## Supplied records

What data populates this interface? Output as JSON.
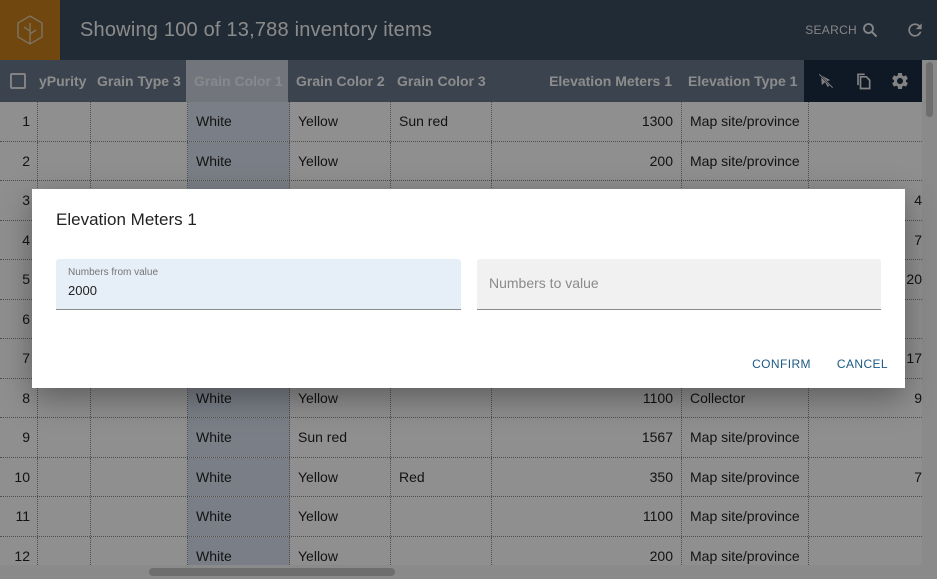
{
  "header": {
    "logo_icon": "tree-icon",
    "title": "Showing 100 of 13,788 inventory items",
    "search_label": "SEARCH",
    "search_icon": "search-icon",
    "refresh_icon": "refresh-icon"
  },
  "table": {
    "columns": [
      {
        "label": "yPurity"
      },
      {
        "label": "Grain Type 3"
      },
      {
        "label": "Grain Color 1",
        "active": true
      },
      {
        "label": "Grain Color 2"
      },
      {
        "label": "Grain Color 3"
      },
      {
        "label": "Elevation Meters 1"
      },
      {
        "label": "Elevation Type 1"
      }
    ],
    "tools": [
      "deselect-pointer-icon",
      "copy-icon",
      "settings-gear-icon"
    ],
    "rows": [
      {
        "n": "1",
        "c1": "",
        "c2": "",
        "c3": "White",
        "c4": "Yellow",
        "c5": "Sun red",
        "c6": "1300",
        "c7": "Map site/province",
        "c8": ""
      },
      {
        "n": "2",
        "c1": "",
        "c2": "",
        "c3": "White",
        "c4": "Yellow",
        "c5": "",
        "c6": "200",
        "c7": "Map site/province",
        "c8": ""
      },
      {
        "n": "3",
        "c1": "",
        "c2": "",
        "c3": "",
        "c4": "",
        "c5": "",
        "c6": "",
        "c7": "",
        "c8": "4"
      },
      {
        "n": "4",
        "c1": "",
        "c2": "",
        "c3": "",
        "c4": "",
        "c5": "",
        "c6": "",
        "c7": "",
        "c8": "7"
      },
      {
        "n": "5",
        "c1": "",
        "c2": "",
        "c3": "",
        "c4": "",
        "c5": "",
        "c6": "",
        "c7": "",
        "c8": "20"
      },
      {
        "n": "6",
        "c1": "",
        "c2": "",
        "c3": "",
        "c4": "",
        "c5": "",
        "c6": "",
        "c7": "",
        "c8": ""
      },
      {
        "n": "7",
        "c1": "",
        "c2": "",
        "c3": "",
        "c4": "",
        "c5": "",
        "c6": "",
        "c7": "",
        "c8": "17"
      },
      {
        "n": "8",
        "c1": "",
        "c2": "",
        "c3": "White",
        "c4": "Yellow",
        "c5": "",
        "c6": "1100",
        "c7": "Collector",
        "c8": "9"
      },
      {
        "n": "9",
        "c1": "",
        "c2": "",
        "c3": "White",
        "c4": "Sun red",
        "c5": "",
        "c6": "1567",
        "c7": "Map site/province",
        "c8": ""
      },
      {
        "n": "10",
        "c1": "",
        "c2": "",
        "c3": "White",
        "c4": "Yellow",
        "c5": "Red",
        "c6": "350",
        "c7": "Map site/province",
        "c8": "7"
      },
      {
        "n": "11",
        "c1": "",
        "c2": "",
        "c3": "White",
        "c4": "Yellow",
        "c5": "",
        "c6": "1100",
        "c7": "Map site/province",
        "c8": ""
      },
      {
        "n": "12",
        "c1": "",
        "c2": "",
        "c3": "White",
        "c4": "Yellow",
        "c5": "",
        "c6": "200",
        "c7": "Map site/province",
        "c8": ""
      }
    ]
  },
  "dialog": {
    "title": "Elevation Meters 1",
    "from_label": "Numbers from value",
    "from_value": "2000",
    "to_placeholder": "Numbers to value",
    "to_value": "",
    "confirm_label": "CONFIRM",
    "cancel_label": "CANCEL"
  },
  "colors": {
    "header_bg": "#3a4a5c",
    "logo_bg": "#c07a1a",
    "accent_button": "#1d5a86",
    "tools_bg": "#1a2b40"
  }
}
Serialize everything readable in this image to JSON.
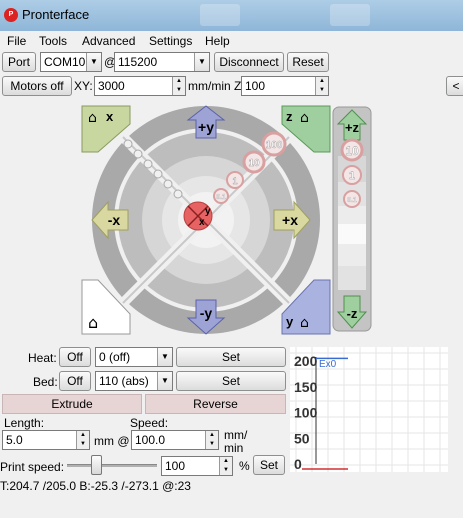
{
  "window": {
    "title": "Pronterface",
    "icon_text": "P"
  },
  "menu": [
    "File",
    "Tools",
    "Advanced",
    "Settings",
    "Help"
  ],
  "connection": {
    "port_label": "Port",
    "port_value": "COM10",
    "at": "@",
    "baud_value": "115200",
    "disconnect_label": "Disconnect",
    "reset_label": "Reset"
  },
  "row2": {
    "motors_off_label": "Motors off",
    "xy_label": "XY:",
    "xy_value": "3000",
    "z_label": "mm/min Z:",
    "z_value": "100",
    "side_arrow": "<"
  },
  "jog": {
    "home_x": "x",
    "home_y": "y",
    "home_z": "z",
    "plus_y": "+y",
    "minus_y": "-y",
    "plus_x": "+x",
    "minus_x": "-x",
    "steps": [
      "100",
      "10",
      "1",
      "0.1"
    ],
    "center_y": "y",
    "center_x": "x",
    "z_plus": "+z",
    "z_minus": "-z",
    "z_steps": [
      "10",
      "1",
      "0.1"
    ]
  },
  "temps": {
    "heat_label": "Heat:",
    "heat_off": "Off",
    "heat_value": "0 (off)",
    "heat_set": "Set",
    "bed_label": "Bed:",
    "bed_off": "Off",
    "bed_value": "110 (abs)",
    "bed_set": "Set"
  },
  "extrude": {
    "extrude_label": "Extrude",
    "reverse_label": "Reverse",
    "length_label": "Length:",
    "length_value": "5.0",
    "mm_at": "mm @",
    "speed_label": "Speed:",
    "speed_value": "100.0",
    "mm_min_1": "mm/",
    "mm_min_2": "min"
  },
  "print_speed": {
    "label": "Print speed:",
    "value": "100",
    "pct": "%",
    "set_label": "Set",
    "slider_fraction": 0.3
  },
  "status": {
    "temps": "T:204.7 /205.0 B:-25.3 /-273.1 @:23"
  },
  "chart_data": {
    "type": "line",
    "y_ticks": [
      "200",
      "150",
      "100",
      "50",
      "0"
    ],
    "ylim": [
      0,
      200
    ],
    "series": [
      {
        "name": "Ex0",
        "values": [
          205,
          205
        ]
      }
    ],
    "grid": true,
    "colors": {
      "ex0": "#3a6bd1",
      "bed": "#d03030",
      "axis": "#333333"
    }
  }
}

## Problem requirements
Set down the records in full and exactly. Do not carry over any image.

## Solution to the problem
What data populates this interface? Output as JSON.
{
  "header": {
    "logo_icon": "tree-icon",
    "title": "Showing 100 of 13,788 inventory items",
    "search_label": "SEARCH",
    "search_icon": "search-icon",
    "refresh_icon": "refresh-icon"
  },
  "table": {
    "columns": [
      {
        "label": "yPurity"
      },
      {
        "label": "Grain Type 3"
      },
      {
        "label": "Grain Color 1",
        "active": true
      },
      {
        "label": "Grain Color 2"
      },
      {
        "label": "Grain Color 3"
      },
      {
        "label": "Elevation Meters 1"
      },
      {
        "label": "Elevation Type 1"
      }
    ],
    "tools": [
      "deselect-pointer-icon",
      "copy-icon",
      "settings-gear-icon"
    ],
    "rows": [
      {
        "n": "1",
        "c1": "",
        "c2": "",
        "c3": "White",
        "c4": "Yellow",
        "c5": "Sun red",
        "c6": "1300",
        "c7": "Map site/province",
        "c8": ""
      },
      {
        "n": "2",
        "c1": "",
        "c2": "",
        "c3": "White",
        "c4": "Yellow",
        "c5": "",
        "c6": "200",
        "c7": "Map site/province",
        "c8": ""
      },
      {
        "n": "3",
        "c1": "",
        "c2": "",
        "c3": "",
        "c4": "",
        "c5": "",
        "c6": "",
        "c7": "",
        "c8": "4"
      },
      {
        "n": "4",
        "c1": "",
        "c2": "",
        "c3": "",
        "c4": "",
        "c5": "",
        "c6": "",
        "c7": "",
        "c8": "7"
      },
      {
        "n": "5",
        "c1": "",
        "c2": "",
        "c3": "",
        "c4": "",
        "c5": "",
        "c6": "",
        "c7": "",
        "c8": "20"
      },
      {
        "n": "6",
        "c1": "",
        "c2": "",
        "c3": "",
        "c4": "",
        "c5": "",
        "c6": "",
        "c7": "",
        "c8": ""
      },
      {
        "n": "7",
        "c1": "",
        "c2": "",
        "c3": "",
        "c4": "",
        "c5": "",
        "c6": "",
        "c7": "",
        "c8": "17"
      },
      {
        "n": "8",
        "c1": "",
        "c2": "",
        "c3": "White",
        "c4": "Yellow",
        "c5": "",
        "c6": "1100",
        "c7": "Collector",
        "c8": "9"
      },
      {
        "n": "9",
        "c1": "",
        "c2": "",
        "c3": "White",
        "c4": "Sun red",
        "c5": "",
        "c6": "1567",
        "c7": "Map site/province",
        "c8": ""
      },
      {
        "n": "10",
        "c1": "",
        "c2": "",
        "c3": "White",
        "c4": "Yellow",
        "c5": "Red",
        "c6": "350",
        "c7": "Map site/province",
        "c8": "7"
      },
      {
        "n": "11",
        "c1": "",
        "c2": "",
        "c3": "White",
        "c4": "Yellow",
        "c5": "",
        "c6": "1100",
        "c7": "Map site/province",
        "c8": ""
      },
      {
        "n": "12",
        "c1": "",
        "c2": "",
        "c3": "White",
        "c4": "Yellow",
        "c5": "",
        "c6": "200",
        "c7": "Map site/province",
        "c8": ""
      }
    ]
  },
  "dialog": {
    "title": "Elevation Meters 1",
    "from_label": "Numbers from value",
    "from_value": "2000",
    "to_placeholder": "Numbers to value",
    "to_value": "",
    "confirm_label": "CONFIRM",
    "cancel_label": "CANCEL"
  },
  "colors": {
    "header_bg": "#3a4a5c",
    "logo_bg": "#c07a1a",
    "accent_button": "#1d5a86",
    "tools_bg": "#1a2b40"
  }
}
Serialize everything readable in this image to JSON.
{
  "window": {
    "title": "Pronterface",
    "icon_text": "P"
  },
  "menu": [
    "File",
    "Tools",
    "Advanced",
    "Settings",
    "Help"
  ],
  "connection": {
    "port_label": "Port",
    "port_value": "COM10",
    "at": "@",
    "baud_value": "115200",
    "disconnect_label": "Disconnect",
    "reset_label": "Reset"
  },
  "row2": {
    "motors_off_label": "Motors off",
    "xy_label": "XY:",
    "xy_value": "3000",
    "z_label": "mm/min Z:",
    "z_value": "100",
    "side_arrow": "<"
  },
  "jog": {
    "home_x": "x",
    "home_y": "y",
    "home_z": "z",
    "plus_y": "+y",
    "minus_y": "-y",
    "plus_x": "+x",
    "minus_x": "-x",
    "steps": [
      "100",
      "10",
      "1",
      "0.1"
    ],
    "center_y": "y",
    "center_x": "x",
    "z_plus": "+z",
    "z_minus": "-z",
    "z_steps": [
      "10",
      "1",
      "0.1"
    ]
  },
  "temps": {
    "heat_label": "Heat:",
    "heat_off": "Off",
    "heat_value": "0 (off)",
    "heat_set": "Set",
    "bed_label": "Bed:",
    "bed_off": "Off",
    "bed_value": "110 (abs)",
    "bed_set": "Set"
  },
  "extrude": {
    "extrude_label": "Extrude",
    "reverse_label": "Reverse",
    "length_label": "Length:",
    "length_value": "5.0",
    "mm_at": "mm @",
    "speed_label": "Speed:",
    "speed_value": "100.0",
    "mm_min_1": "mm/",
    "mm_min_2": "min"
  },
  "print_speed": {
    "label": "Print speed:",
    "value": "100",
    "pct": "%",
    "set_label": "Set",
    "slider_fraction": 0.3
  },
  "status": {
    "temps": "T:204.7 /205.0 B:-25.3 /-273.1 @:23"
  },
  "chart_data": {
    "type": "line",
    "y_ticks": [
      "200",
      "150",
      "100",
      "50",
      "0"
    ],
    "ylim": [
      0,
      200
    ],
    "series": [
      {
        "name": "Ex0",
        "values": [
          205,
          205
        ]
      }
    ],
    "grid": true,
    "colors": {
      "ex0": "#3a6bd1",
      "bed": "#d03030",
      "axis": "#333333"
    }
  }
}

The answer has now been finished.